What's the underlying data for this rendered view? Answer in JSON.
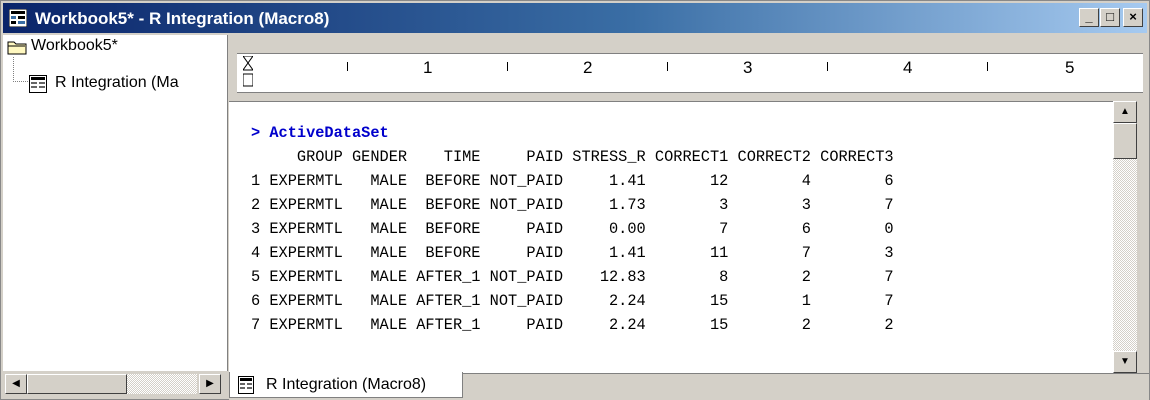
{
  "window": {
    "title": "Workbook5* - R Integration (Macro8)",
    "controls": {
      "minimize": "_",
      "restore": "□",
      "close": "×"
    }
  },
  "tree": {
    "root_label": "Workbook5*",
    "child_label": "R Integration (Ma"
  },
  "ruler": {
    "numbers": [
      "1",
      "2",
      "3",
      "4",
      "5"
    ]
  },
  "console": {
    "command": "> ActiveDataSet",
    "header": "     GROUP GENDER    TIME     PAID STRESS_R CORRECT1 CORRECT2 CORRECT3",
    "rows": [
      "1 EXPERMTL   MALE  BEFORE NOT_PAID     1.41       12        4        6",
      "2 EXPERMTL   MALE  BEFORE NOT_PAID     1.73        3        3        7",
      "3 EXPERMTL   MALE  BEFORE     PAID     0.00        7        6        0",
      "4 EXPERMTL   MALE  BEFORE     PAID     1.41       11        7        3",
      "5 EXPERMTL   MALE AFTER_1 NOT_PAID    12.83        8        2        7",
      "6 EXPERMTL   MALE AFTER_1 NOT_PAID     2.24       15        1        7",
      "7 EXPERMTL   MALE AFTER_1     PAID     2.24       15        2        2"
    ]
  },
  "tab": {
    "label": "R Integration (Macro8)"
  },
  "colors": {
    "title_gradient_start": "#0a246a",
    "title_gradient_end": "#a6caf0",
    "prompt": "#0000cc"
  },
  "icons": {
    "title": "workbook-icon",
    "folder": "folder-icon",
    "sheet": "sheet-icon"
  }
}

--------------------------------------------------

*Direction*:
Set down the lines of the records above exactly, apart from the pictures.

*Complete output*:
What's the underlying data for this rendered view? Answer in JSON.
{
  "window": {
    "title": "Workbook5* - R Integration (Macro8)",
    "controls": {
      "minimize": "_",
      "restore": "□",
      "close": "×"
    }
  },
  "tree": {
    "root_label": "Workbook5*",
    "child_label": "R Integration (Ma"
  },
  "ruler": {
    "numbers": [
      "1",
      "2",
      "3",
      "4",
      "5"
    ]
  },
  "console": {
    "command": "> ActiveDataSet",
    "header": "     GROUP GENDER    TIME     PAID STRESS_R CORRECT1 CORRECT2 CORRECT3",
    "rows": [
      "1 EXPERMTL   MALE  BEFORE NOT_PAID     1.41       12        4        6",
      "2 EXPERMTL   MALE  BEFORE NOT_PAID     1.73        3        3        7",
      "3 EXPERMTL   MALE  BEFORE     PAID     0.00        7        6        0",
      "4 EXPERMTL   MALE  BEFORE     PAID     1.41       11        7        3",
      "5 EXPERMTL   MALE AFTER_1 NOT_PAID    12.83        8        2        7",
      "6 EXPERMTL   MALE AFTER_1 NOT_PAID     2.24       15        1        7",
      "7 EXPERMTL   MALE AFTER_1     PAID     2.24       15        2        2"
    ]
  },
  "tab": {
    "label": "R Integration (Macro8)"
  },
  "colors": {
    "title_gradient_start": "#0a246a",
    "title_gradient_end": "#a6caf0",
    "prompt": "#0000cc"
  },
  "icons": {
    "title": "workbook-icon",
    "folder": "folder-icon",
    "sheet": "sheet-icon"
  }
}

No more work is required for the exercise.